- _Exercise goal_:
Write out each entry again. Keep every word exactly as it is.

***** Record set

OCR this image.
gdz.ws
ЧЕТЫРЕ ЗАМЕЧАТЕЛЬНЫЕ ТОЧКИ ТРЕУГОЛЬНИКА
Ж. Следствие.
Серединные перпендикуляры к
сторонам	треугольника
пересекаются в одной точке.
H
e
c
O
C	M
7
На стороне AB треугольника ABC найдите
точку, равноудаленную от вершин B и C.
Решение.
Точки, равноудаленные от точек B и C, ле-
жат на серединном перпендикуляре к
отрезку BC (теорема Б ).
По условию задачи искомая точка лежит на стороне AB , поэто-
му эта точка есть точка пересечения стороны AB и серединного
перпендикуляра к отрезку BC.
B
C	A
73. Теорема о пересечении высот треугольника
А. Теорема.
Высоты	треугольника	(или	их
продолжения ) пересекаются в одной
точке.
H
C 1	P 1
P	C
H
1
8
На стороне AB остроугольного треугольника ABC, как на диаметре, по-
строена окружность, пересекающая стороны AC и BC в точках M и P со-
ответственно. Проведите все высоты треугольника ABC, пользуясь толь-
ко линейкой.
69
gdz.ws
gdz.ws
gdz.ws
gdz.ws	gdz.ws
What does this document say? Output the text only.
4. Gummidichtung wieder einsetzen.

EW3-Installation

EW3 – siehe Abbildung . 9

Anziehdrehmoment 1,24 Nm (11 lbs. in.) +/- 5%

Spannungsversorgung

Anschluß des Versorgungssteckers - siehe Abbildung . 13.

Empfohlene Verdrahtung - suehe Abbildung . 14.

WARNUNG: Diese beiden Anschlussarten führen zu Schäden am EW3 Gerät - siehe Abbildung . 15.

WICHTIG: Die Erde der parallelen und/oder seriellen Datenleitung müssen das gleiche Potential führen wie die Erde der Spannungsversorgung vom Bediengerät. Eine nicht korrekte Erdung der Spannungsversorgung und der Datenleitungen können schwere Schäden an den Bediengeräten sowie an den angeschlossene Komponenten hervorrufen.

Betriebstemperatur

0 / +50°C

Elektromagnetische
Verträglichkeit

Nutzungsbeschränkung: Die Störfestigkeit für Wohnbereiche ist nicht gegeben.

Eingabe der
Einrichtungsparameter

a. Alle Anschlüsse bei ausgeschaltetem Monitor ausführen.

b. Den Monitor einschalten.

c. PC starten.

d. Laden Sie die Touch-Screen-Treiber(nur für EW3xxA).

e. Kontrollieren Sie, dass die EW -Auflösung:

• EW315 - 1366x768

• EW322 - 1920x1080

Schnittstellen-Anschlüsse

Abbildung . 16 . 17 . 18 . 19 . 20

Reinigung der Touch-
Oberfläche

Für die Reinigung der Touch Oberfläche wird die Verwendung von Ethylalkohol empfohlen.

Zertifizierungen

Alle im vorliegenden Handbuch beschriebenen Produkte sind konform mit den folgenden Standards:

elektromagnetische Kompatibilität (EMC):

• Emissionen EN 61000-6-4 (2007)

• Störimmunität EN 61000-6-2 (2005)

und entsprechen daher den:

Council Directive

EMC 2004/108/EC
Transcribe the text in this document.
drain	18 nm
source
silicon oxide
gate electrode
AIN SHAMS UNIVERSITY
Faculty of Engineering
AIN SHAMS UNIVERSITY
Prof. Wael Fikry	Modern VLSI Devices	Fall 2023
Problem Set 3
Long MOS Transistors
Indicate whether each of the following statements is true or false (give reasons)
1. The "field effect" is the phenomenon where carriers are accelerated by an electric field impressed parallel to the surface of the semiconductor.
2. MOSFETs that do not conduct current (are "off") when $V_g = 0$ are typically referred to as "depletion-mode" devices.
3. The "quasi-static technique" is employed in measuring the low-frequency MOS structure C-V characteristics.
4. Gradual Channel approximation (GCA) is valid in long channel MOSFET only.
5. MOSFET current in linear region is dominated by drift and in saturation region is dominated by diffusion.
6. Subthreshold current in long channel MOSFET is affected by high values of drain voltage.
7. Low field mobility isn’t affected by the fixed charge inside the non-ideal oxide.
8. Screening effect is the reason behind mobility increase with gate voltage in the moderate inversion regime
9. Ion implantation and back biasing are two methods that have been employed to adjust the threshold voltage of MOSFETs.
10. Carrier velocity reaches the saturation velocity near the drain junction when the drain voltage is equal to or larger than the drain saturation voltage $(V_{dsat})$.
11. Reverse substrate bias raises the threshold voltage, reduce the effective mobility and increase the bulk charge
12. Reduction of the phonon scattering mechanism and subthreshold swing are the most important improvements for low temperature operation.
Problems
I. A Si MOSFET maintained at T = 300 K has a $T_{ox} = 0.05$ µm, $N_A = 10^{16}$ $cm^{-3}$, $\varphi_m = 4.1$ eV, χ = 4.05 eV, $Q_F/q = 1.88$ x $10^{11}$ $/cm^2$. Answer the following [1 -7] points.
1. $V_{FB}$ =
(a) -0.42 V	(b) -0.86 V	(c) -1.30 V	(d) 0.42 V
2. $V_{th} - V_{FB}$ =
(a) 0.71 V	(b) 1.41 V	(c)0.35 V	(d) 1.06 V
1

**********

- _Exercise response_:
OCR this image.
gdz.ws
ЧЕТЫРЕ ЗАМЕЧАТЕЛЬНЫЕ ТОЧКИ ТРЕУГОЛЬНИКА
Ж. Следствие.
Серединные перпендикуляры к
сторонам	треугольника
пересекаются в одной точке.
H
e
c
O
C	M
7
На стороне AB треугольника ABC найдите
точку, равноудаленную от вершин B и C.
Решение.
Точки, равноудаленные от точек B и C, ле-
жат на серединном перпендикуляре к
отрезку BC (теорема Б ).
По условию задачи искомая точка лежит на стороне AB , поэто-
му эта точка есть точка пересечения стороны AB и серединного
перпендикуляра к отрезку BC.
B
C	A
73. Теорема о пересечении высот треугольника
А. Теорема.
Высоты	треугольника	(или	их
продолжения ) пересекаются в одной
точке.
H
C 1	P 1
P	C
H
1
8
На стороне AB остроугольного треугольника ABC, как на диаметре, по-
строена окружность, пересекающая стороны AC и BC в точках M и P со-
ответственно. Проведите все высоты треугольника ABC, пользуясь толь-
ко линейкой.
69
gdz.ws
gdz.ws
gdz.ws
gdz.ws	gdz.ws
What does this document say? Output the text only.
4. Gummidichtung wieder einsetzen.

EW3-Installation

EW3 – siehe Abbildung . 9

Anziehdrehmoment 1,24 Nm (11 lbs. in.) +/- 5%

Spannungsversorgung

Anschluß des Versorgungssteckers - siehe Abbildung . 13.

Empfohlene Verdrahtung - suehe Abbildung . 14.

WARNUNG: Diese beiden Anschlussarten führen zu Schäden am EW3 Gerät - siehe Abbildung . 15.

WICHTIG: Die Erde der parallelen und/oder seriellen Datenleitung müssen das gleiche Potential führen wie die Erde der Spannungsversorgung vom Bediengerät. Eine nicht korrekte Erdung der Spannungsversorgung und der Datenleitungen können schwere Schäden an den Bediengeräten sowie an den angeschlossene Komponenten hervorrufen.

Betriebstemperatur

0 / +50°C

Elektromagnetische
Verträglichkeit

Nutzungsbeschränkung: Die Störfestigkeit für Wohnbereiche ist nicht gegeben.

Eingabe der
Einrichtungsparameter

a. Alle Anschlüsse bei ausgeschaltetem Monitor ausführen.

b. Den Monitor einschalten.

c. PC starten.

d. Laden Sie die Touch-Screen-Treiber(nur für EW3xxA).

e. Kontrollieren Sie, dass die EW -Auflösung:

• EW315 - 1366x768

• EW322 - 1920x1080

Schnittstellen-Anschlüsse

Abbildung . 16 . 17 . 18 . 19 . 20

Reinigung der Touch-
Oberfläche

Für die Reinigung der Touch Oberfläche wird die Verwendung von Ethylalkohol empfohlen.

Zertifizierungen

Alle im vorliegenden Handbuch beschriebenen Produkte sind konform mit den folgenden Standards:

elektromagnetische Kompatibilität (EMC):

• Emissionen EN 61000-6-4 (2007)

• Störimmunität EN 61000-6-2 (2005)

und entsprechen daher den:

Council Directive

EMC 2004/108/EC
Transcribe the text in this document.
drain	18 nm
source
silicon oxide
gate electrode
AIN SHAMS UNIVERSITY
Faculty of Engineering
AIN SHAMS UNIVERSITY
Prof. Wael Fikry	Modern VLSI Devices	Fall 2023
Problem Set 3
Long MOS Transistors
Indicate whether each of the following statements is true or false (give reasons)
1. The "field effect" is the phenomenon where carriers are accelerated by an electric field impressed parallel to the surface of the semiconductor.
2. MOSFETs that do not conduct current (are "off") when $V_g = 0$ are typically referred to as "depletion-mode" devices.
3. The "quasi-static technique" is employed in measuring the low-frequency MOS structure C-V characteristics.
4. Gradual Channel approximation (GCA) is valid in long channel MOSFET only.
5. MOSFET current in linear region is dominated by drift and in saturation region is dominated by diffusion.
6. Subthreshold current in long channel MOSFET is affected by high values of drain voltage.
7. Low field mobility isn’t affected by the fixed charge inside the non-ideal oxide.
8. Screening effect is the reason behind mobility increase with gate voltage in the moderate inversion regime
9. Ion implantation and back biasing are two methods that have been employed to adjust the threshold voltage of MOSFETs.
10. Carrier velocity reaches the saturation velocity near the drain junction when the drain voltage is equal to or larger than the drain saturation voltage $(V_{dsat})$.
11. Reverse substrate bias raises the threshold voltage, reduce the effective mobility and increase the bulk charge
12. Reduction of the phonon scattering mechanism and subthreshold swing are the most important improvements for low temperature operation.
Problems
I. A Si MOSFET maintained at T = 300 K has a $T_{ox} = 0.05$ µm, $N_A = 10^{16}$ $cm^{-3}$, $\varphi_m = 4.1$ eV, χ = 4.05 eV, $Q_F/q = 1.88$ x $10^{11}$ $/cm^2$. Answer the following [1 -7] points.
1. $V_{FB}$ =
(a) -0.42 V	(b) -0.86 V	(c) -1.30 V	(d) 0.42 V
2. $V_{th} - V_{FB}$ =
(a) 0.71 V	(b) 1.41 V	(c)0.35 V	(d) 1.06 V
1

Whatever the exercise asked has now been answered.